--- PROBLEM TO WORK ON ---
Quote all of the data that follows exactly as written, skipping the images.

--- DATA FOR PROCESSING ---
========================================

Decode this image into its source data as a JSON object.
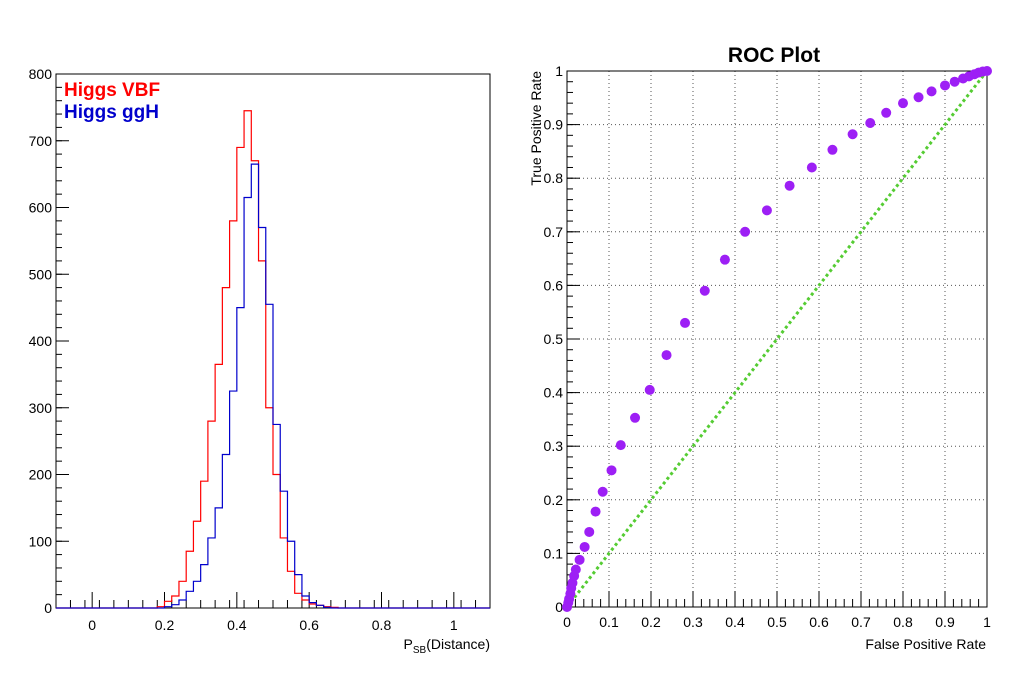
{
  "chart_data": [
    {
      "type": "histogram",
      "title": "",
      "xlabel_main": "P",
      "xlabel_sub": "SB",
      "xlabel_rest": "(Distance)",
      "ylabel": "",
      "xlim": [
        -0.1,
        1.1
      ],
      "ylim": [
        0,
        800
      ],
      "x_ticks": [
        "0",
        "0.2",
        "0.4",
        "0.6",
        "0.8",
        "1"
      ],
      "x_tick_values": [
        0,
        0.2,
        0.4,
        0.6,
        0.8,
        1
      ],
      "y_ticks": [
        "0",
        "100",
        "200",
        "300",
        "400",
        "500",
        "600",
        "700",
        "800"
      ],
      "y_tick_values": [
        0,
        100,
        200,
        300,
        400,
        500,
        600,
        700,
        800
      ],
      "bin_start": 0.18,
      "bin_width": 0.02,
      "legend": [
        {
          "name": "Higgs VBF",
          "color": "#ff0000"
        },
        {
          "name": "Higgs ggH",
          "color": "#0000cc"
        }
      ],
      "series": [
        {
          "name": "Higgs VBF",
          "color": "#ff0000",
          "values": [
            2,
            10,
            18,
            40,
            85,
            130,
            190,
            280,
            365,
            480,
            580,
            690,
            745,
            670,
            520,
            300,
            200,
            105,
            55,
            22,
            12,
            6,
            4,
            2,
            1
          ]
        },
        {
          "name": "Higgs ggH",
          "color": "#0000cc",
          "values": [
            0,
            2,
            5,
            12,
            25,
            40,
            65,
            105,
            150,
            230,
            325,
            450,
            615,
            665,
            570,
            455,
            275,
            175,
            100,
            50,
            18,
            8,
            4,
            1,
            0
          ]
        }
      ]
    },
    {
      "type": "scatter",
      "title": "ROC Plot",
      "xlabel": "False Positive Rate",
      "ylabel": "True Positive Rate",
      "xlim": [
        0,
        1
      ],
      "ylim": [
        0,
        1
      ],
      "grid": true,
      "x_ticks": [
        "0",
        "0.1",
        "0.2",
        "0.3",
        "0.4",
        "0.5",
        "0.6",
        "0.7",
        "0.8",
        "0.9",
        "1"
      ],
      "y_ticks": [
        "0",
        "0.1",
        "0.2",
        "0.3",
        "0.4",
        "0.5",
        "0.6",
        "0.7",
        "0.8",
        "0.9",
        "1"
      ],
      "tick_values": [
        0,
        0.1,
        0.2,
        0.3,
        0.4,
        0.5,
        0.6,
        0.7,
        0.8,
        0.9,
        1
      ],
      "point_color": "#9d1ff5",
      "diagonal_color": "#55cc33",
      "points": [
        [
          0.0,
          0.0
        ],
        [
          0.003,
          0.008
        ],
        [
          0.005,
          0.015
        ],
        [
          0.008,
          0.025
        ],
        [
          0.01,
          0.035
        ],
        [
          0.013,
          0.045
        ],
        [
          0.017,
          0.058
        ],
        [
          0.021,
          0.07
        ],
        [
          0.03,
          0.088
        ],
        [
          0.042,
          0.112
        ],
        [
          0.053,
          0.14
        ],
        [
          0.068,
          0.178
        ],
        [
          0.085,
          0.215
        ],
        [
          0.106,
          0.255
        ],
        [
          0.128,
          0.302
        ],
        [
          0.162,
          0.353
        ],
        [
          0.197,
          0.405
        ],
        [
          0.237,
          0.47
        ],
        [
          0.281,
          0.53
        ],
        [
          0.328,
          0.59
        ],
        [
          0.376,
          0.648
        ],
        [
          0.424,
          0.7
        ],
        [
          0.476,
          0.74
        ],
        [
          0.53,
          0.786
        ],
        [
          0.583,
          0.82
        ],
        [
          0.632,
          0.853
        ],
        [
          0.68,
          0.882
        ],
        [
          0.722,
          0.903
        ],
        [
          0.76,
          0.922
        ],
        [
          0.8,
          0.94
        ],
        [
          0.837,
          0.951
        ],
        [
          0.868,
          0.962
        ],
        [
          0.9,
          0.973
        ],
        [
          0.923,
          0.98
        ],
        [
          0.943,
          0.986
        ],
        [
          0.957,
          0.99
        ],
        [
          0.97,
          0.994
        ],
        [
          0.98,
          0.997
        ],
        [
          0.99,
          0.999
        ],
        [
          1.0,
          1.0
        ]
      ]
    }
  ]
}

========================================

--- COMPLETED EXERCISE ---
Decode this image into its source data as a JSON object.
{
  "chart_data": [
    {
      "type": "histogram",
      "title": "",
      "xlabel_main": "P",
      "xlabel_sub": "SB",
      "xlabel_rest": "(Distance)",
      "ylabel": "",
      "xlim": [
        -0.1,
        1.1
      ],
      "ylim": [
        0,
        800
      ],
      "x_ticks": [
        "0",
        "0.2",
        "0.4",
        "0.6",
        "0.8",
        "1"
      ],
      "x_tick_values": [
        0,
        0.2,
        0.4,
        0.6,
        0.8,
        1
      ],
      "y_ticks": [
        "0",
        "100",
        "200",
        "300",
        "400",
        "500",
        "600",
        "700",
        "800"
      ],
      "y_tick_values": [
        0,
        100,
        200,
        300,
        400,
        500,
        600,
        700,
        800
      ],
      "bin_start": 0.18,
      "bin_width": 0.02,
      "legend": [
        {
          "name": "Higgs VBF",
          "color": "#ff0000"
        },
        {
          "name": "Higgs ggH",
          "color": "#0000cc"
        }
      ],
      "series": [
        {
          "name": "Higgs VBF",
          "color": "#ff0000",
          "values": [
            2,
            10,
            18,
            40,
            85,
            130,
            190,
            280,
            365,
            480,
            580,
            690,
            745,
            670,
            520,
            300,
            200,
            105,
            55,
            22,
            12,
            6,
            4,
            2,
            1
          ]
        },
        {
          "name": "Higgs ggH",
          "color": "#0000cc",
          "values": [
            0,
            2,
            5,
            12,
            25,
            40,
            65,
            105,
            150,
            230,
            325,
            450,
            615,
            665,
            570,
            455,
            275,
            175,
            100,
            50,
            18,
            8,
            4,
            1,
            0
          ]
        }
      ]
    },
    {
      "type": "scatter",
      "title": "ROC Plot",
      "xlabel": "False Positive Rate",
      "ylabel": "True Positive Rate",
      "xlim": [
        0,
        1
      ],
      "ylim": [
        0,
        1
      ],
      "grid": true,
      "x_ticks": [
        "0",
        "0.1",
        "0.2",
        "0.3",
        "0.4",
        "0.5",
        "0.6",
        "0.7",
        "0.8",
        "0.9",
        "1"
      ],
      "y_ticks": [
        "0",
        "0.1",
        "0.2",
        "0.3",
        "0.4",
        "0.5",
        "0.6",
        "0.7",
        "0.8",
        "0.9",
        "1"
      ],
      "tick_values": [
        0,
        0.1,
        0.2,
        0.3,
        0.4,
        0.5,
        0.6,
        0.7,
        0.8,
        0.9,
        1
      ],
      "point_color": "#9d1ff5",
      "diagonal_color": "#55cc33",
      "points": [
        [
          0.0,
          0.0
        ],
        [
          0.003,
          0.008
        ],
        [
          0.005,
          0.015
        ],
        [
          0.008,
          0.025
        ],
        [
          0.01,
          0.035
        ],
        [
          0.013,
          0.045
        ],
        [
          0.017,
          0.058
        ],
        [
          0.021,
          0.07
        ],
        [
          0.03,
          0.088
        ],
        [
          0.042,
          0.112
        ],
        [
          0.053,
          0.14
        ],
        [
          0.068,
          0.178
        ],
        [
          0.085,
          0.215
        ],
        [
          0.106,
          0.255
        ],
        [
          0.128,
          0.302
        ],
        [
          0.162,
          0.353
        ],
        [
          0.197,
          0.405
        ],
        [
          0.237,
          0.47
        ],
        [
          0.281,
          0.53
        ],
        [
          0.328,
          0.59
        ],
        [
          0.376,
          0.648
        ],
        [
          0.424,
          0.7
        ],
        [
          0.476,
          0.74
        ],
        [
          0.53,
          0.786
        ],
        [
          0.583,
          0.82
        ],
        [
          0.632,
          0.853
        ],
        [
          0.68,
          0.882
        ],
        [
          0.722,
          0.903
        ],
        [
          0.76,
          0.922
        ],
        [
          0.8,
          0.94
        ],
        [
          0.837,
          0.951
        ],
        [
          0.868,
          0.962
        ],
        [
          0.9,
          0.973
        ],
        [
          0.923,
          0.98
        ],
        [
          0.943,
          0.986
        ],
        [
          0.957,
          0.99
        ],
        [
          0.97,
          0.994
        ],
        [
          0.98,
          0.997
        ],
        [
          0.99,
          0.999
        ],
        [
          1.0,
          1.0
        ]
      ]
    }
  ]
}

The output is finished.